Aufgabenliste:
1. In welchem Athener Vorort wurde laut dem ausgewählten Auszug am Abend eine kleine Ferienwohnung bezogen?
2. Übertragen Sie den folgenden Satz aus dem ausgewählten Auszug ins Englische: „Am nächsten Morgen brachten wir MoniOmi zum nahe gelegenen Flugplatz, von dem aus sie sich bald nord-westwärts in die Lüfte erhob.“

Ausgewählter Auszug:

━━━━━━━━━━━━━━━━

Agriakóna 23

Die dreiundzwanzigste Woche: Freitag, 10. bis Freitag, 17. März 2023

 

Noch mit MoniOmi an Bord, besuchten wir am vergangenen Freitag die Ausstellung der Künstler*innengruppe Επιβάτες στο τρένο του πολιτισμού (Passagiere im Zug der Zivilisation) in Trípoli zum Thema „Frauen in der Kunst“. Überwältigt vom starken Interesse des Publikums gaben Uta und ich mehrsprachig Auskunft zu den Bildern, mit denen wir uns an der Schau beteiligen. Innerhalb einer viertel Stunde stießen zudem vier Mitglieder der Gruppe dazu, mit denen wir intensiv das Thema, seine gesellschaftliche Bedeutung und technische Fragen diskutieren konnten. Erfüllt von den guten Gesprächen bezogen wir am Abend eine kleine Ferienwohnung im Athener Vorort Pallíni, kochten, lasen, führten Flocke über Wiesen und fanden früh in die Betten. Am nächsten Morgen brachten wir MoniOmi zum nahe gelegenen Flugplatz, von dem aus sie sich bald nord-westwärts in die Lüfte erhob. Müde von den Anstrengungen der letzten Tage, legte sich Uta bald wieder ins Bett, während ich die blaue Linie der Metro bestieg, die Flughafen, Stadtzentrum und den Fährhafen von Pireás verbindet.

━━━━━━━━━━━━━━━━

Zeilen des Datensatzes:
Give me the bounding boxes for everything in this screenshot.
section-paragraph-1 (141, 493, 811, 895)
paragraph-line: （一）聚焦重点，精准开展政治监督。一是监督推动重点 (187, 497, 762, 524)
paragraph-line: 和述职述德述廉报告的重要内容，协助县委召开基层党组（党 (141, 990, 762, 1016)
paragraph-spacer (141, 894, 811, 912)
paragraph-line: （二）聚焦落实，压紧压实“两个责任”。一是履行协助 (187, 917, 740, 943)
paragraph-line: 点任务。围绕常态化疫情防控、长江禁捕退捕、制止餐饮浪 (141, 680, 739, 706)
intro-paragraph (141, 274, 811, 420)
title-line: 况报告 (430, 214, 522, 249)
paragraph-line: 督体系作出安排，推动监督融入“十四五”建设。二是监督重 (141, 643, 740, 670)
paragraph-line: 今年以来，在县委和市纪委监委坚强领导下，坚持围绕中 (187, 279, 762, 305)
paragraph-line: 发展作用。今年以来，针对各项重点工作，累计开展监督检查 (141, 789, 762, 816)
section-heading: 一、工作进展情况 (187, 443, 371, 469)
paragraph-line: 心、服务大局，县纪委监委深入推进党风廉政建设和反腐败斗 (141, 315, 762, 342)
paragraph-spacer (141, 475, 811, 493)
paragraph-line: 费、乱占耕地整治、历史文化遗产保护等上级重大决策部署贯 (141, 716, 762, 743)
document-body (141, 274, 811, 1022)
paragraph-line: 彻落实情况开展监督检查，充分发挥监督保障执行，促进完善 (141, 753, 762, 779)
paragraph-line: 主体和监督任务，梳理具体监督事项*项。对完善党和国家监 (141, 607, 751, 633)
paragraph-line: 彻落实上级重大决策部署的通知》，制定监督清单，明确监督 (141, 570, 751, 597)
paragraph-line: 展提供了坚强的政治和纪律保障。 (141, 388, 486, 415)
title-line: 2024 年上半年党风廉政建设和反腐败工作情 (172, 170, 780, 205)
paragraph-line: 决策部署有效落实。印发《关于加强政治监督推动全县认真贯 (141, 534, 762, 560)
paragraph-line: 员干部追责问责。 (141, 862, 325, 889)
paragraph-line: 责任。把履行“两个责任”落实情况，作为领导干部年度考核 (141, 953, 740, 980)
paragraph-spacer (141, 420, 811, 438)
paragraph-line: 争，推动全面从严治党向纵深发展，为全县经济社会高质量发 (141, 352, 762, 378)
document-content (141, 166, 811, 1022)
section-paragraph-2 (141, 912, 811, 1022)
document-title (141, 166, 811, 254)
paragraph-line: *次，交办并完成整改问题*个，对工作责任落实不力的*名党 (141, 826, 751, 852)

━━━━━━━━━━━━━━━━

Antworten nach Nummer:
1. In Pallíni.

2. The next morning we took MoniOmi to the nearby airfield, from which she soon rose into the air heading northwest.